STATED PROBLEM
Below are records to transcribe exactly, without their pictures.
▬▬▬
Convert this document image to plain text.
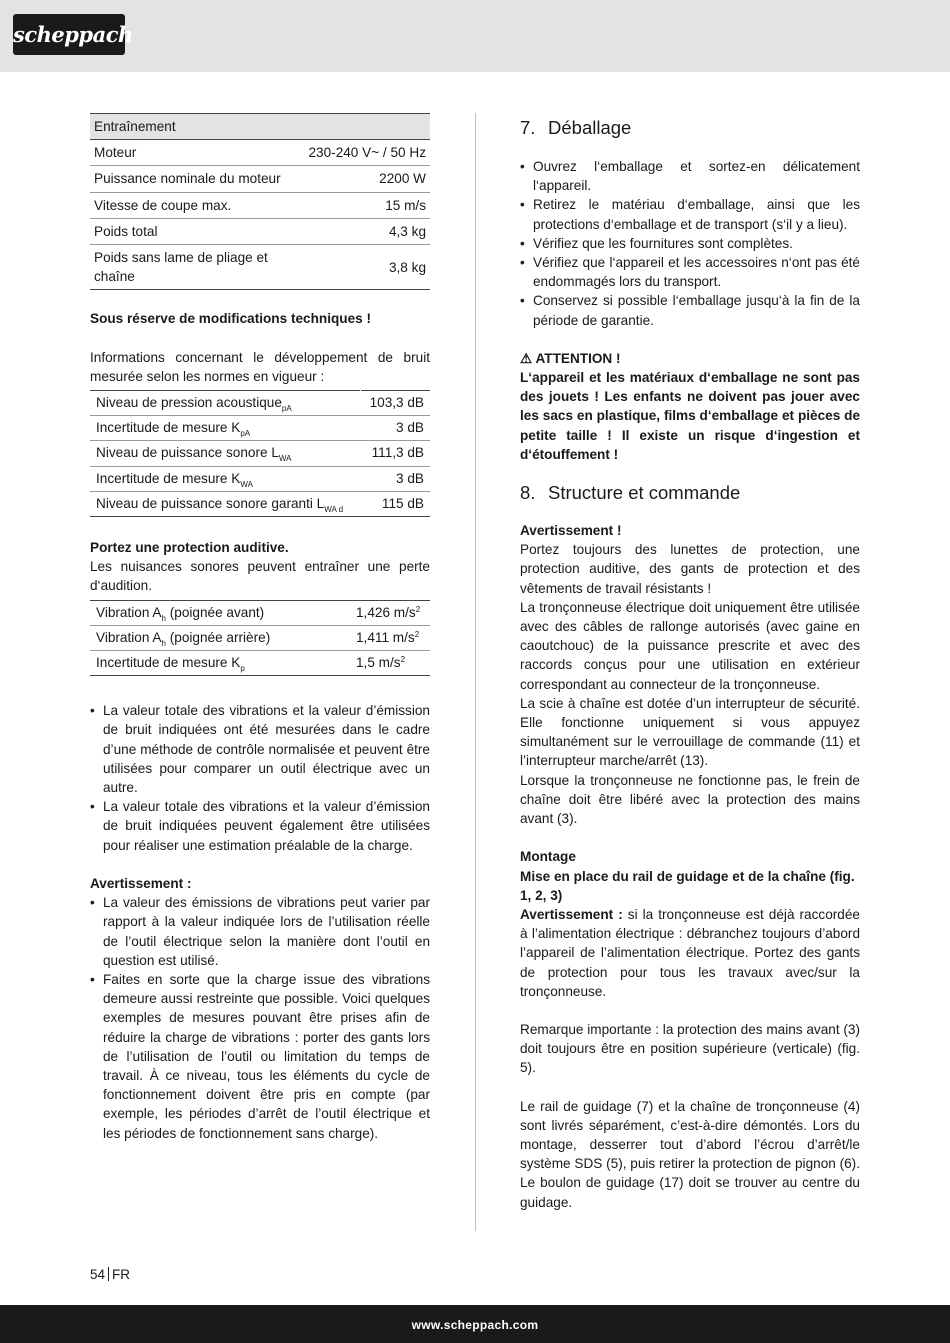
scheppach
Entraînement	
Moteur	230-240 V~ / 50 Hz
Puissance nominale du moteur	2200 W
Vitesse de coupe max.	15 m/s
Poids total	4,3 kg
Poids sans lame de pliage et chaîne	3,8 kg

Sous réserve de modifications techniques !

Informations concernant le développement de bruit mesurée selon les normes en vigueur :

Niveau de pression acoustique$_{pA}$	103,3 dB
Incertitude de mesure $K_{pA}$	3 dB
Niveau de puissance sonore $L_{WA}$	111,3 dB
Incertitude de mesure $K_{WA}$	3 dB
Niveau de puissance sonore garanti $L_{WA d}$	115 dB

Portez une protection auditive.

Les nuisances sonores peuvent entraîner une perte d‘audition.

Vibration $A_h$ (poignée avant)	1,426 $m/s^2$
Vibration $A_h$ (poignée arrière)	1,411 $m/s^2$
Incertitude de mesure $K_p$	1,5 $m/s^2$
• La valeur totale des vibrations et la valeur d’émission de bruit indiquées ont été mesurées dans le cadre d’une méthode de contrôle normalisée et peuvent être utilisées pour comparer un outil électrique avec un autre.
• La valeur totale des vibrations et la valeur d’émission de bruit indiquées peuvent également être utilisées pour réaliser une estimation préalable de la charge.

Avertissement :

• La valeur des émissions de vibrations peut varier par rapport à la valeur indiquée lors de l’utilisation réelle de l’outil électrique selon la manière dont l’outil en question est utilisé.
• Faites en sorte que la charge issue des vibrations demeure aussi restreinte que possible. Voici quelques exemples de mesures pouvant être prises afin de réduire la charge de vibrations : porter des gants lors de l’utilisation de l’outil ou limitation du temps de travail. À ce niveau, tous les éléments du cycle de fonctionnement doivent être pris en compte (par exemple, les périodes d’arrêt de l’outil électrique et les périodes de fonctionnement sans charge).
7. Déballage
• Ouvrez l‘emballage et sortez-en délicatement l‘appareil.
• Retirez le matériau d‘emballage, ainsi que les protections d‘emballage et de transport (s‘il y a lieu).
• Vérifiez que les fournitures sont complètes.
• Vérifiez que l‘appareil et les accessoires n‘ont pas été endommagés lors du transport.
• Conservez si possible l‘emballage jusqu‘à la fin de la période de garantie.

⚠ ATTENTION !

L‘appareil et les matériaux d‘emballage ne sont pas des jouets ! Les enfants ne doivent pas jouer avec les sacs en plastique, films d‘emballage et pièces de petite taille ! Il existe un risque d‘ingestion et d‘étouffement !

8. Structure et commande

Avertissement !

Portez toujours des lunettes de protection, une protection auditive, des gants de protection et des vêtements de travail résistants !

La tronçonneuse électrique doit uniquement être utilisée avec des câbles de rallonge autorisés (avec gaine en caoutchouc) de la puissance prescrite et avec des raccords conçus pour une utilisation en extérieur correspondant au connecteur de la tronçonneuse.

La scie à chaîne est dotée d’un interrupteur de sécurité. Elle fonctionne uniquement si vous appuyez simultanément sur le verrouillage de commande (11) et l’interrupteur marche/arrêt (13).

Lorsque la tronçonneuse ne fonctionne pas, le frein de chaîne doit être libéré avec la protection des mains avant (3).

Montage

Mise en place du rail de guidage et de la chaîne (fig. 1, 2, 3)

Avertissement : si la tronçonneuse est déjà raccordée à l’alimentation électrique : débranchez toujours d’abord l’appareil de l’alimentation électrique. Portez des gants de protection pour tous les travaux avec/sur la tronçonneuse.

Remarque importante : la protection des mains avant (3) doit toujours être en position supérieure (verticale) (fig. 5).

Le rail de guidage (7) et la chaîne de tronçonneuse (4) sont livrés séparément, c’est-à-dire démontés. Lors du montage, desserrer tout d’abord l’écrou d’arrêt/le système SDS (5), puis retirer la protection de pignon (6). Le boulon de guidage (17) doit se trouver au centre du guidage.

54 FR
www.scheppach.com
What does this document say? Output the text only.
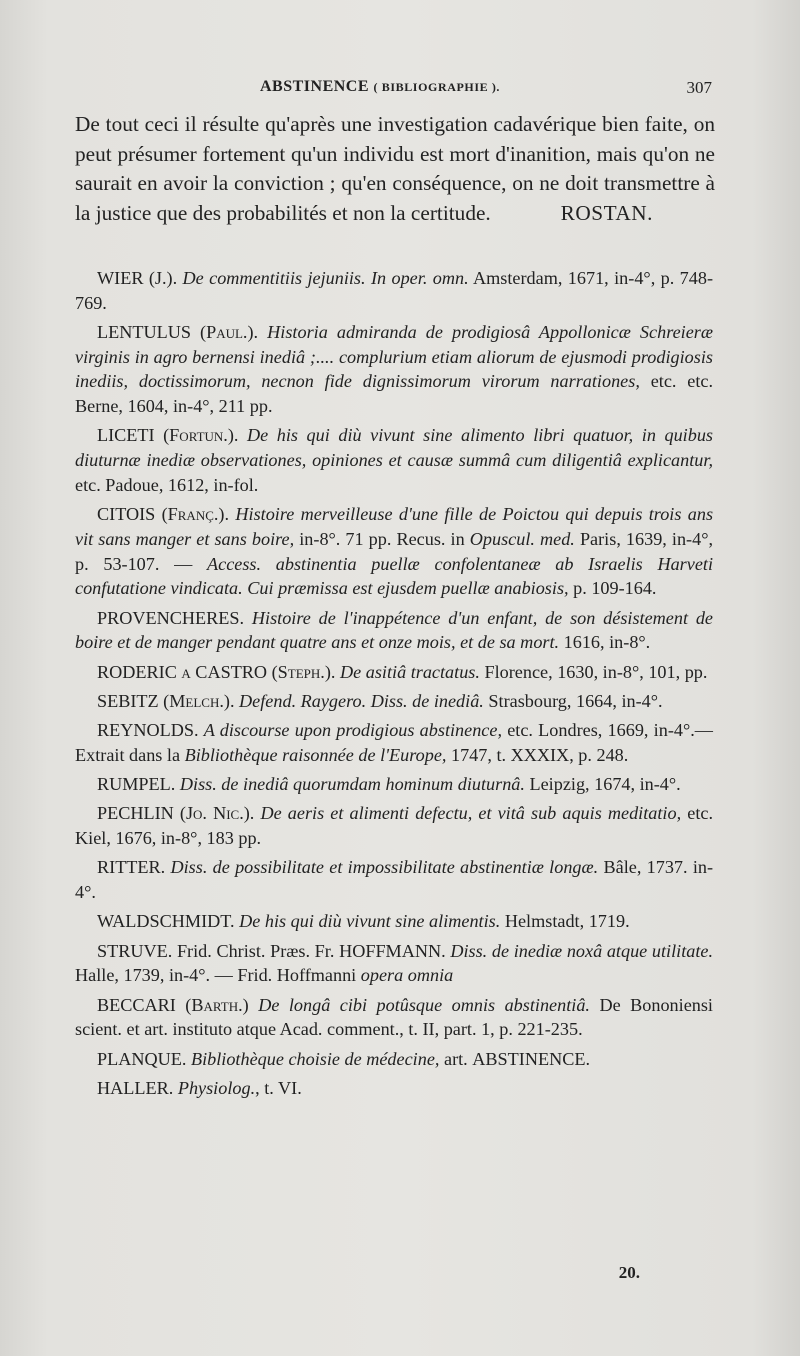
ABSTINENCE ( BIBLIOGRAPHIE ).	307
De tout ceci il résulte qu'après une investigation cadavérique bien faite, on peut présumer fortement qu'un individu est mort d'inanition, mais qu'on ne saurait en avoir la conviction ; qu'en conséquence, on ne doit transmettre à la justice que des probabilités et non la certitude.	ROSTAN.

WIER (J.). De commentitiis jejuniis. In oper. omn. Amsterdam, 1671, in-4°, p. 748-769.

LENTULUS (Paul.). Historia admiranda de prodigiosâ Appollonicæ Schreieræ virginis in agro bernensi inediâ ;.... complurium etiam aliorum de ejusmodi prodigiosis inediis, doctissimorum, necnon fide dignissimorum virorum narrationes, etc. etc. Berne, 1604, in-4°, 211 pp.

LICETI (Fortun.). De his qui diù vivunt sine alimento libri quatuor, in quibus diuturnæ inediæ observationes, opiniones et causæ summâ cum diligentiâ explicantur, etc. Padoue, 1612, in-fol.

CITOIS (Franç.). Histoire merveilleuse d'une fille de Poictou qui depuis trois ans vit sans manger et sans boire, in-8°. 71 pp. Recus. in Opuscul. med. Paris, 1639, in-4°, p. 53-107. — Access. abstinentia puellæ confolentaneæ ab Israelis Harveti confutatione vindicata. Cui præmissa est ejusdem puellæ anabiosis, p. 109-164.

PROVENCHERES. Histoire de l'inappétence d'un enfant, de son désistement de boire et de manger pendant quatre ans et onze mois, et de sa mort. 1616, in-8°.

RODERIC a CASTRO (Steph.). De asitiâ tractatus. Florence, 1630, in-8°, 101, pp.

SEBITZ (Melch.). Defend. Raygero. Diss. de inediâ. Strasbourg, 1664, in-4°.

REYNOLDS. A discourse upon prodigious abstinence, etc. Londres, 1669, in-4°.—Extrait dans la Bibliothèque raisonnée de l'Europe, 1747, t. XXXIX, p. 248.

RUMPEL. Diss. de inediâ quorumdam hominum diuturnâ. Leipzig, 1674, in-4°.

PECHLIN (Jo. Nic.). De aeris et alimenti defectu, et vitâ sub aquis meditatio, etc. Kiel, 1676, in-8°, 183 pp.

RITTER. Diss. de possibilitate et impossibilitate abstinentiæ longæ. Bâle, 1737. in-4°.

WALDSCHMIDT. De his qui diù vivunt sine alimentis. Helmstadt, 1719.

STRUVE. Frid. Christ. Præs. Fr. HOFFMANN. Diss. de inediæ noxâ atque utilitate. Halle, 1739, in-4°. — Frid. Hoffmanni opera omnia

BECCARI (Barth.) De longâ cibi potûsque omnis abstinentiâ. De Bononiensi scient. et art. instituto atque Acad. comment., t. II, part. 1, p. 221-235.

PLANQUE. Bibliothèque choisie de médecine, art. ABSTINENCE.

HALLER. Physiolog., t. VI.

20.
▬▬▬
RESULT FOR THIS EXERCISE
Convert this document image to plain text.
scheppach
Entraînement	
Moteur	230-240 V~ / 50 Hz
Puissance nominale du moteur	2200 W
Vitesse de coupe max.	15 m/s
Poids total	4,3 kg
Poids sans lame de pliage et chaîne	3,8 kg

Sous réserve de modifications techniques !

Informations concernant le développement de bruit mesurée selon les normes en vigueur :

Niveau de pression acoustique$_{pA}$	103,3 dB
Incertitude de mesure $K_{pA}$	3 dB
Niveau de puissance sonore $L_{WA}$	111,3 dB
Incertitude de mesure $K_{WA}$	3 dB
Niveau de puissance sonore garanti $L_{WA d}$	115 dB

Portez une protection auditive.

Les nuisances sonores peuvent entraîner une perte d‘audition.

Vibration $A_h$ (poignée avant)	1,426 $m/s^2$
Vibration $A_h$ (poignée arrière)	1,411 $m/s^2$
Incertitude de mesure $K_p$	1,5 $m/s^2$
• La valeur totale des vibrations et la valeur d’émission de bruit indiquées ont été mesurées dans le cadre d’une méthode de contrôle normalisée et peuvent être utilisées pour comparer un outil électrique avec un autre.
• La valeur totale des vibrations et la valeur d’émission de bruit indiquées peuvent également être utilisées pour réaliser une estimation préalable de la charge.

Avertissement :

• La valeur des émissions de vibrations peut varier par rapport à la valeur indiquée lors de l’utilisation réelle de l’outil électrique selon la manière dont l’outil en question est utilisé.
• Faites en sorte que la charge issue des vibrations demeure aussi restreinte que possible. Voici quelques exemples de mesures pouvant être prises afin de réduire la charge de vibrations : porter des gants lors de l’utilisation de l’outil ou limitation du temps de travail. À ce niveau, tous les éléments du cycle de fonctionnement doivent être pris en compte (par exemple, les périodes d’arrêt de l’outil électrique et les périodes de fonctionnement sans charge).
7. Déballage
• Ouvrez l‘emballage et sortez-en délicatement l‘appareil.
• Retirez le matériau d‘emballage, ainsi que les protections d‘emballage et de transport (s‘il y a lieu).
• Vérifiez que les fournitures sont complètes.
• Vérifiez que l‘appareil et les accessoires n‘ont pas été endommagés lors du transport.
• Conservez si possible l‘emballage jusqu‘à la fin de la période de garantie.

⚠ ATTENTION !

L‘appareil et les matériaux d‘emballage ne sont pas des jouets ! Les enfants ne doivent pas jouer avec les sacs en plastique, films d‘emballage et pièces de petite taille ! Il existe un risque d‘ingestion et d‘étouffement !

8. Structure et commande

Avertissement !

Portez toujours des lunettes de protection, une protection auditive, des gants de protection et des vêtements de travail résistants !

La tronçonneuse électrique doit uniquement être utilisée avec des câbles de rallonge autorisés (avec gaine en caoutchouc) de la puissance prescrite et avec des raccords conçus pour une utilisation en extérieur correspondant au connecteur de la tronçonneuse.

La scie à chaîne est dotée d’un interrupteur de sécurité. Elle fonctionne uniquement si vous appuyez simultanément sur le verrouillage de commande (11) et l’interrupteur marche/arrêt (13).

Lorsque la tronçonneuse ne fonctionne pas, le frein de chaîne doit être libéré avec la protection des mains avant (3).

Montage

Mise en place du rail de guidage et de la chaîne (fig. 1, 2, 3)

Avertissement : si la tronçonneuse est déjà raccordée à l’alimentation électrique : débranchez toujours d’abord l’appareil de l’alimentation électrique. Portez des gants de protection pour tous les travaux avec/sur la tronçonneuse.

Remarque importante : la protection des mains avant (3) doit toujours être en position supérieure (verticale) (fig. 5).

Le rail de guidage (7) et la chaîne de tronçonneuse (4) sont livrés séparément, c’est-à-dire démontés. Lors du montage, desserrer tout d’abord l’écrou d’arrêt/le système SDS (5), puis retirer la protection de pignon (6). Le boulon de guidage (17) doit se trouver au centre du guidage.

54 FR
www.scheppach.com
What does this document say? Output the text only.
ABSTINENCE ( BIBLIOGRAPHIE ).	307
De tout ceci il résulte qu'après une investigation cadavérique bien faite, on peut présumer fortement qu'un individu est mort d'inanition, mais qu'on ne saurait en avoir la conviction ; qu'en conséquence, on ne doit transmettre à la justice que des probabilités et non la certitude.	ROSTAN.

WIER (J.). De commentitiis jejuniis. In oper. omn. Amsterdam, 1671, in-4°, p. 748-769.

LENTULUS (Paul.). Historia admiranda de prodigiosâ Appollonicæ Schreieræ virginis in agro bernensi inediâ ;.... complurium etiam aliorum de ejusmodi prodigiosis inediis, doctissimorum, necnon fide dignissimorum virorum narrationes, etc. etc. Berne, 1604, in-4°, 211 pp.

LICETI (Fortun.). De his qui diù vivunt sine alimento libri quatuor, in quibus diuturnæ inediæ observationes, opiniones et causæ summâ cum diligentiâ explicantur, etc. Padoue, 1612, in-fol.

CITOIS (Franç.). Histoire merveilleuse d'une fille de Poictou qui depuis trois ans vit sans manger et sans boire, in-8°. 71 pp. Recus. in Opuscul. med. Paris, 1639, in-4°, p. 53-107. — Access. abstinentia puellæ confolentaneæ ab Israelis Harveti confutatione vindicata. Cui præmissa est ejusdem puellæ anabiosis, p. 109-164.

PROVENCHERES. Histoire de l'inappétence d'un enfant, de son désistement de boire et de manger pendant quatre ans et onze mois, et de sa mort. 1616, in-8°.

RODERIC a CASTRO (Steph.). De asitiâ tractatus. Florence, 1630, in-8°, 101, pp.

SEBITZ (Melch.). Defend. Raygero. Diss. de inediâ. Strasbourg, 1664, in-4°.

REYNOLDS. A discourse upon prodigious abstinence, etc. Londres, 1669, in-4°.—Extrait dans la Bibliothèque raisonnée de l'Europe, 1747, t. XXXIX, p. 248.

RUMPEL. Diss. de inediâ quorumdam hominum diuturnâ. Leipzig, 1674, in-4°.

PECHLIN (Jo. Nic.). De aeris et alimenti defectu, et vitâ sub aquis meditatio, etc. Kiel, 1676, in-8°, 183 pp.

RITTER. Diss. de possibilitate et impossibilitate abstinentiæ longæ. Bâle, 1737. in-4°.

WALDSCHMIDT. De his qui diù vivunt sine alimentis. Helmstadt, 1719.

STRUVE. Frid. Christ. Præs. Fr. HOFFMANN. Diss. de inediæ noxâ atque utilitate. Halle, 1739, in-4°. — Frid. Hoffmanni opera omnia

BECCARI (Barth.) De longâ cibi potûsque omnis abstinentiâ. De Bononiensi scient. et art. instituto atque Acad. comment., t. II, part. 1, p. 221-235.

PLANQUE. Bibliothèque choisie de médecine, art. ABSTINENCE.

HALLER. Physiolog., t. VI.

20.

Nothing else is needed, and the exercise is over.